--- START ---

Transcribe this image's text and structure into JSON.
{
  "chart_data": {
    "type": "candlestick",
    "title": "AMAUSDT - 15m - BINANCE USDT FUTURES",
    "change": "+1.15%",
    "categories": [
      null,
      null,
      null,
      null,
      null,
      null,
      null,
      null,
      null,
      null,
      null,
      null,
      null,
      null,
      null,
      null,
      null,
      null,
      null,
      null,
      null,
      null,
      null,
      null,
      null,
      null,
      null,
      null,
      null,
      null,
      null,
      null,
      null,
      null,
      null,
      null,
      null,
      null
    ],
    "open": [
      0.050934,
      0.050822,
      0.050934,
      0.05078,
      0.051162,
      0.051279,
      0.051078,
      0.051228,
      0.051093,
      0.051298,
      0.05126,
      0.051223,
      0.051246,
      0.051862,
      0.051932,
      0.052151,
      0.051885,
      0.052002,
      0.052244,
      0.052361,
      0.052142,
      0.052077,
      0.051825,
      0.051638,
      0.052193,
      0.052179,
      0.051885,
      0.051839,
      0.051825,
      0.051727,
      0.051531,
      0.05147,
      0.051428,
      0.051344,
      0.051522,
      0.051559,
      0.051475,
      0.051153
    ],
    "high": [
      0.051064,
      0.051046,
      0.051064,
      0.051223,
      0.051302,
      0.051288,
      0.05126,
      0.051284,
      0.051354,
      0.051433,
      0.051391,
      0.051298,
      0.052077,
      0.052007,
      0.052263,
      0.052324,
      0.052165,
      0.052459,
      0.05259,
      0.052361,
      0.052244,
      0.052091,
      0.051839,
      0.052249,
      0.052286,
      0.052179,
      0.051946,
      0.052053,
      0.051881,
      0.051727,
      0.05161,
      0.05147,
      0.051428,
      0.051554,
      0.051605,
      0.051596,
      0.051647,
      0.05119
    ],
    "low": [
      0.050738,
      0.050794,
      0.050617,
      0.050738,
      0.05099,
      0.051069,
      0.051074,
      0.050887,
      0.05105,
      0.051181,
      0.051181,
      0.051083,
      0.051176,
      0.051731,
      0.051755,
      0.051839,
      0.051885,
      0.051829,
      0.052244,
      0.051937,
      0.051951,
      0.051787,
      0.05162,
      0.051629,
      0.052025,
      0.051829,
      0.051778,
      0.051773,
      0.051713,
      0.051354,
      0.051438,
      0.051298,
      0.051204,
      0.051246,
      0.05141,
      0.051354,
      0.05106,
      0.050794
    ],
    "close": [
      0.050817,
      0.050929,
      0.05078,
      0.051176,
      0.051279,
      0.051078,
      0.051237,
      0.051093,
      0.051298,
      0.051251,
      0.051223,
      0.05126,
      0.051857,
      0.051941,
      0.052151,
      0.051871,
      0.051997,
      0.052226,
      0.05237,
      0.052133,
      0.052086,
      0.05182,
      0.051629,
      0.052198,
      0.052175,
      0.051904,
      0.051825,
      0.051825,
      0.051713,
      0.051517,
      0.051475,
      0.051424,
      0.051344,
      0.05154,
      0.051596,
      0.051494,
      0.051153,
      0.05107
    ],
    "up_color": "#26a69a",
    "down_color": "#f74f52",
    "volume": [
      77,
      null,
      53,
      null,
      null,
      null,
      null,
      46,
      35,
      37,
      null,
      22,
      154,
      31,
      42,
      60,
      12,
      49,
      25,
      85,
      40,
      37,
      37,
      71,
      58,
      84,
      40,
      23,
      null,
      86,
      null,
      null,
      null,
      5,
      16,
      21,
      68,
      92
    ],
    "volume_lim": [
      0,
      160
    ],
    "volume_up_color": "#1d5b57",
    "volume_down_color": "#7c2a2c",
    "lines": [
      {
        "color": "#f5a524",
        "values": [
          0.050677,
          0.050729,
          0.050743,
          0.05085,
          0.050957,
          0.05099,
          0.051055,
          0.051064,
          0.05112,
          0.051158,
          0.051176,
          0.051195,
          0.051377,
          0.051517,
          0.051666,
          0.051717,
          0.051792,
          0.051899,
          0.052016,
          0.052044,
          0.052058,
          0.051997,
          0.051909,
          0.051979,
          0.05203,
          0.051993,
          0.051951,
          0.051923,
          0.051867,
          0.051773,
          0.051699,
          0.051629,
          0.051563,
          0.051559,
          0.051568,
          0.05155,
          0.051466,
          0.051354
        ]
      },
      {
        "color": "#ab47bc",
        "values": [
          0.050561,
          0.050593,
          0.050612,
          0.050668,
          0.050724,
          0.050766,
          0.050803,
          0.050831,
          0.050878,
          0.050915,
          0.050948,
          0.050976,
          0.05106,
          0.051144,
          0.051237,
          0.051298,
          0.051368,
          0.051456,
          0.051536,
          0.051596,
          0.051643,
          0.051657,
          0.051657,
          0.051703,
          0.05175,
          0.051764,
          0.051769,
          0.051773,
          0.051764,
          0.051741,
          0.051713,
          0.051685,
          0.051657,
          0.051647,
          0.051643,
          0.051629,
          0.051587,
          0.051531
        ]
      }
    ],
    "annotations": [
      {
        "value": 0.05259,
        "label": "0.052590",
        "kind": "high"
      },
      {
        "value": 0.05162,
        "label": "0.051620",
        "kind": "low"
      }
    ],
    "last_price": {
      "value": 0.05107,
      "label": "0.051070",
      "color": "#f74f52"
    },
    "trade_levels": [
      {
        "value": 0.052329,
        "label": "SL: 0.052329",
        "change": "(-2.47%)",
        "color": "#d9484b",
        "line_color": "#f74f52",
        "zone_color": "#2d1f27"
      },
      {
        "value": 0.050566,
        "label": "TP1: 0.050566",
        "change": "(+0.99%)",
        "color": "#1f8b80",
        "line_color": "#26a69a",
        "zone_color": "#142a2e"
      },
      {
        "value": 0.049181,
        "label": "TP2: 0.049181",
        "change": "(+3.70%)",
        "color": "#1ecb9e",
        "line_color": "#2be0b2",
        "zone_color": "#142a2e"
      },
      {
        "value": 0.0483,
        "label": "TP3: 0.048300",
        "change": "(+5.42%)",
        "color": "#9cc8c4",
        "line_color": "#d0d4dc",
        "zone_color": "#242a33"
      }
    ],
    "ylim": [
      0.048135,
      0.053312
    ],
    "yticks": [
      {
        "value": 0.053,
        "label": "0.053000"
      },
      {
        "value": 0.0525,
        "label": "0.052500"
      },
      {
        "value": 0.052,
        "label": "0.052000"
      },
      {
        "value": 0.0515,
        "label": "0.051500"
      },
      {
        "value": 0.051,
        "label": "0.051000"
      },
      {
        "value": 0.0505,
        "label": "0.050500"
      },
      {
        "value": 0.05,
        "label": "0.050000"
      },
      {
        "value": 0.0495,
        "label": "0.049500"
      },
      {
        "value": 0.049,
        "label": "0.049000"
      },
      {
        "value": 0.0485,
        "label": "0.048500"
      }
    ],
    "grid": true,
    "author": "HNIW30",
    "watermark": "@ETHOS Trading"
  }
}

--- END ---

_What is being asked_: Transcribe every entry verbatim.

_Result for this task_:
Transcribe this image's text and structure into JSON.
{
  "chart_data": {
    "type": "candlestick",
    "title": "AMAUSDT - 15m - BINANCE USDT FUTURES",
    "change": "+1.15%",
    "categories": [
      null,
      null,
      null,
      null,
      null,
      null,
      null,
      null,
      null,
      null,
      null,
      null,
      null,
      null,
      null,
      null,
      null,
      null,
      null,
      null,
      null,
      null,
      null,
      null,
      null,
      null,
      null,
      null,
      null,
      null,
      null,
      null,
      null,
      null,
      null,
      null,
      null,
      null
    ],
    "open": [
      0.050934,
      0.050822,
      0.050934,
      0.05078,
      0.051162,
      0.051279,
      0.051078,
      0.051228,
      0.051093,
      0.051298,
      0.05126,
      0.051223,
      0.051246,
      0.051862,
      0.051932,
      0.052151,
      0.051885,
      0.052002,
      0.052244,
      0.052361,
      0.052142,
      0.052077,
      0.051825,
      0.051638,
      0.052193,
      0.052179,
      0.051885,
      0.051839,
      0.051825,
      0.051727,
      0.051531,
      0.05147,
      0.051428,
      0.051344,
      0.051522,
      0.051559,
      0.051475,
      0.051153
    ],
    "high": [
      0.051064,
      0.051046,
      0.051064,
      0.051223,
      0.051302,
      0.051288,
      0.05126,
      0.051284,
      0.051354,
      0.051433,
      0.051391,
      0.051298,
      0.052077,
      0.052007,
      0.052263,
      0.052324,
      0.052165,
      0.052459,
      0.05259,
      0.052361,
      0.052244,
      0.052091,
      0.051839,
      0.052249,
      0.052286,
      0.052179,
      0.051946,
      0.052053,
      0.051881,
      0.051727,
      0.05161,
      0.05147,
      0.051428,
      0.051554,
      0.051605,
      0.051596,
      0.051647,
      0.05119
    ],
    "low": [
      0.050738,
      0.050794,
      0.050617,
      0.050738,
      0.05099,
      0.051069,
      0.051074,
      0.050887,
      0.05105,
      0.051181,
      0.051181,
      0.051083,
      0.051176,
      0.051731,
      0.051755,
      0.051839,
      0.051885,
      0.051829,
      0.052244,
      0.051937,
      0.051951,
      0.051787,
      0.05162,
      0.051629,
      0.052025,
      0.051829,
      0.051778,
      0.051773,
      0.051713,
      0.051354,
      0.051438,
      0.051298,
      0.051204,
      0.051246,
      0.05141,
      0.051354,
      0.05106,
      0.050794
    ],
    "close": [
      0.050817,
      0.050929,
      0.05078,
      0.051176,
      0.051279,
      0.051078,
      0.051237,
      0.051093,
      0.051298,
      0.051251,
      0.051223,
      0.05126,
      0.051857,
      0.051941,
      0.052151,
      0.051871,
      0.051997,
      0.052226,
      0.05237,
      0.052133,
      0.052086,
      0.05182,
      0.051629,
      0.052198,
      0.052175,
      0.051904,
      0.051825,
      0.051825,
      0.051713,
      0.051517,
      0.051475,
      0.051424,
      0.051344,
      0.05154,
      0.051596,
      0.051494,
      0.051153,
      0.05107
    ],
    "up_color": "#26a69a",
    "down_color": "#f74f52",
    "volume": [
      77,
      null,
      53,
      null,
      null,
      null,
      null,
      46,
      35,
      37,
      null,
      22,
      154,
      31,
      42,
      60,
      12,
      49,
      25,
      85,
      40,
      37,
      37,
      71,
      58,
      84,
      40,
      23,
      null,
      86,
      null,
      null,
      null,
      5,
      16,
      21,
      68,
      92
    ],
    "volume_lim": [
      0,
      160
    ],
    "volume_up_color": "#1d5b57",
    "volume_down_color": "#7c2a2c",
    "lines": [
      {
        "color": "#f5a524",
        "values": [
          0.050677,
          0.050729,
          0.050743,
          0.05085,
          0.050957,
          0.05099,
          0.051055,
          0.051064,
          0.05112,
          0.051158,
          0.051176,
          0.051195,
          0.051377,
          0.051517,
          0.051666,
          0.051717,
          0.051792,
          0.051899,
          0.052016,
          0.052044,
          0.052058,
          0.051997,
          0.051909,
          0.051979,
          0.05203,
          0.051993,
          0.051951,
          0.051923,
          0.051867,
          0.051773,
          0.051699,
          0.051629,
          0.051563,
          0.051559,
          0.051568,
          0.05155,
          0.051466,
          0.051354
        ]
      },
      {
        "color": "#ab47bc",
        "values": [
          0.050561,
          0.050593,
          0.050612,
          0.050668,
          0.050724,
          0.050766,
          0.050803,
          0.050831,
          0.050878,
          0.050915,
          0.050948,
          0.050976,
          0.05106,
          0.051144,
          0.051237,
          0.051298,
          0.051368,
          0.051456,
          0.051536,
          0.051596,
          0.051643,
          0.051657,
          0.051657,
          0.051703,
          0.05175,
          0.051764,
          0.051769,
          0.051773,
          0.051764,
          0.051741,
          0.051713,
          0.051685,
          0.051657,
          0.051647,
          0.051643,
          0.051629,
          0.051587,
          0.051531
        ]
      }
    ],
    "annotations": [
      {
        "value": 0.05259,
        "label": "0.052590",
        "kind": "high"
      },
      {
        "value": 0.05162,
        "label": "0.051620",
        "kind": "low"
      }
    ],
    "last_price": {
      "value": 0.05107,
      "label": "0.051070",
      "color": "#f74f52"
    },
    "trade_levels": [
      {
        "value": 0.052329,
        "label": "SL: 0.052329",
        "change": "(-2.47%)",
        "color": "#d9484b",
        "line_color": "#f74f52",
        "zone_color": "#2d1f27"
      },
      {
        "value": 0.050566,
        "label": "TP1: 0.050566",
        "change": "(+0.99%)",
        "color": "#1f8b80",
        "line_color": "#26a69a",
        "zone_color": "#142a2e"
      },
      {
        "value": 0.049181,
        "label": "TP2: 0.049181",
        "change": "(+3.70%)",
        "color": "#1ecb9e",
        "line_color": "#2be0b2",
        "zone_color": "#142a2e"
      },
      {
        "value": 0.0483,
        "label": "TP3: 0.048300",
        "change": "(+5.42%)",
        "color": "#9cc8c4",
        "line_color": "#d0d4dc",
        "zone_color": "#242a33"
      }
    ],
    "ylim": [
      0.048135,
      0.053312
    ],
    "yticks": [
      {
        "value": 0.053,
        "label": "0.053000"
      },
      {
        "value": 0.0525,
        "label": "0.052500"
      },
      {
        "value": 0.052,
        "label": "0.052000"
      },
      {
        "value": 0.0515,
        "label": "0.051500"
      },
      {
        "value": 0.051,
        "label": "0.051000"
      },
      {
        "value": 0.0505,
        "label": "0.050500"
      },
      {
        "value": 0.05,
        "label": "0.050000"
      },
      {
        "value": 0.0495,
        "label": "0.049500"
      },
      {
        "value": 0.049,
        "label": "0.049000"
      },
      {
        "value": 0.0485,
        "label": "0.048500"
      }
    ],
    "grid": true,
    "author": "HNIW30",
    "watermark": "@ETHOS Trading"
  }
}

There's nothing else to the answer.